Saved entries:

* START *

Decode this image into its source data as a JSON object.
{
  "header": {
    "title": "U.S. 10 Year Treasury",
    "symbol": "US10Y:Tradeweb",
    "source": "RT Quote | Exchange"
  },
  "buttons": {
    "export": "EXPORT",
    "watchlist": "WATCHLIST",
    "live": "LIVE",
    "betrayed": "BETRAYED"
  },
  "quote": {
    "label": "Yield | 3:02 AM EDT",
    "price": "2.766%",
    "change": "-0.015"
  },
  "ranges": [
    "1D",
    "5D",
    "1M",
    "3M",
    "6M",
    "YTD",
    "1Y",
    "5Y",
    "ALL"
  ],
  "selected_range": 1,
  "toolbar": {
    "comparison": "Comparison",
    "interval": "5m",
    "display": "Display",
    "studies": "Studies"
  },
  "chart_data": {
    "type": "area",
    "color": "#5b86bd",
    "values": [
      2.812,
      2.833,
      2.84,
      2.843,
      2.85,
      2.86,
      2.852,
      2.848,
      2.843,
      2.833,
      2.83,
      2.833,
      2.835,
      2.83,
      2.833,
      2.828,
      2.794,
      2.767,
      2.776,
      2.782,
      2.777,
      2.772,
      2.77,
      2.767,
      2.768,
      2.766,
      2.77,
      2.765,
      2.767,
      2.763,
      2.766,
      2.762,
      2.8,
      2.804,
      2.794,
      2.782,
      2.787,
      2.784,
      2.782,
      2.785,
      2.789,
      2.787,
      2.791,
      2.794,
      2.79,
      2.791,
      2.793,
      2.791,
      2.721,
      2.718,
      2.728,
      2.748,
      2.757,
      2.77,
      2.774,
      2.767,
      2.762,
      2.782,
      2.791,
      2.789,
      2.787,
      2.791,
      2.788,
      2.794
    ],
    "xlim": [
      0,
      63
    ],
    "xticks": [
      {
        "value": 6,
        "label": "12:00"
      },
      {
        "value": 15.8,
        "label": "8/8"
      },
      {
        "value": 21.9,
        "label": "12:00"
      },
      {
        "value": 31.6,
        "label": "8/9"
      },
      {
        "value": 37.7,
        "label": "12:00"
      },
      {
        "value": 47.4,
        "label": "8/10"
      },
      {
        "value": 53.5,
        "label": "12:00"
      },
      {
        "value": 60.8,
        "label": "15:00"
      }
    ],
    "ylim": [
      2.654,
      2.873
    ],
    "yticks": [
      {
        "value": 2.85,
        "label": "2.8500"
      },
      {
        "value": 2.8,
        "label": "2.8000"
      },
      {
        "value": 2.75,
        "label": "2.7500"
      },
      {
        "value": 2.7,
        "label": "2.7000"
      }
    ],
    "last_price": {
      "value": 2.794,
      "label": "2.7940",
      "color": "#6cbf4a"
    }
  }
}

* END *

The task → Copy each entry exactly, with nothing added or dropped.

Solution to this problem →
Decode this image into its source data as a JSON object.
{
  "header": {
    "title": "U.S. 10 Year Treasury",
    "symbol": "US10Y:Tradeweb",
    "source": "RT Quote | Exchange"
  },
  "buttons": {
    "export": "EXPORT",
    "watchlist": "WATCHLIST",
    "live": "LIVE",
    "betrayed": "BETRAYED"
  },
  "quote": {
    "label": "Yield | 3:02 AM EDT",
    "price": "2.766%",
    "change": "-0.015"
  },
  "ranges": [
    "1D",
    "5D",
    "1M",
    "3M",
    "6M",
    "YTD",
    "1Y",
    "5Y",
    "ALL"
  ],
  "selected_range": 1,
  "toolbar": {
    "comparison": "Comparison",
    "interval": "5m",
    "display": "Display",
    "studies": "Studies"
  },
  "chart_data": {
    "type": "area",
    "color": "#5b86bd",
    "values": [
      2.812,
      2.833,
      2.84,
      2.843,
      2.85,
      2.86,
      2.852,
      2.848,
      2.843,
      2.833,
      2.83,
      2.833,
      2.835,
      2.83,
      2.833,
      2.828,
      2.794,
      2.767,
      2.776,
      2.782,
      2.777,
      2.772,
      2.77,
      2.767,
      2.768,
      2.766,
      2.77,
      2.765,
      2.767,
      2.763,
      2.766,
      2.762,
      2.8,
      2.804,
      2.794,
      2.782,
      2.787,
      2.784,
      2.782,
      2.785,
      2.789,
      2.787,
      2.791,
      2.794,
      2.79,
      2.791,
      2.793,
      2.791,
      2.721,
      2.718,
      2.728,
      2.748,
      2.757,
      2.77,
      2.774,
      2.767,
      2.762,
      2.782,
      2.791,
      2.789,
      2.787,
      2.791,
      2.788,
      2.794
    ],
    "xlim": [
      0,
      63
    ],
    "xticks": [
      {
        "value": 6,
        "label": "12:00"
      },
      {
        "value": 15.8,
        "label": "8/8"
      },
      {
        "value": 21.9,
        "label": "12:00"
      },
      {
        "value": 31.6,
        "label": "8/9"
      },
      {
        "value": 37.7,
        "label": "12:00"
      },
      {
        "value": 47.4,
        "label": "8/10"
      },
      {
        "value": 53.5,
        "label": "12:00"
      },
      {
        "value": 60.8,
        "label": "15:00"
      }
    ],
    "ylim": [
      2.654,
      2.873
    ],
    "yticks": [
      {
        "value": 2.85,
        "label": "2.8500"
      },
      {
        "value": 2.8,
        "label": "2.8000"
      },
      {
        "value": 2.75,
        "label": "2.7500"
      },
      {
        "value": 2.7,
        "label": "2.7000"
      }
    ],
    "last_price": {
      "value": 2.794,
      "label": "2.7940",
      "color": "#6cbf4a"
    }
  }
}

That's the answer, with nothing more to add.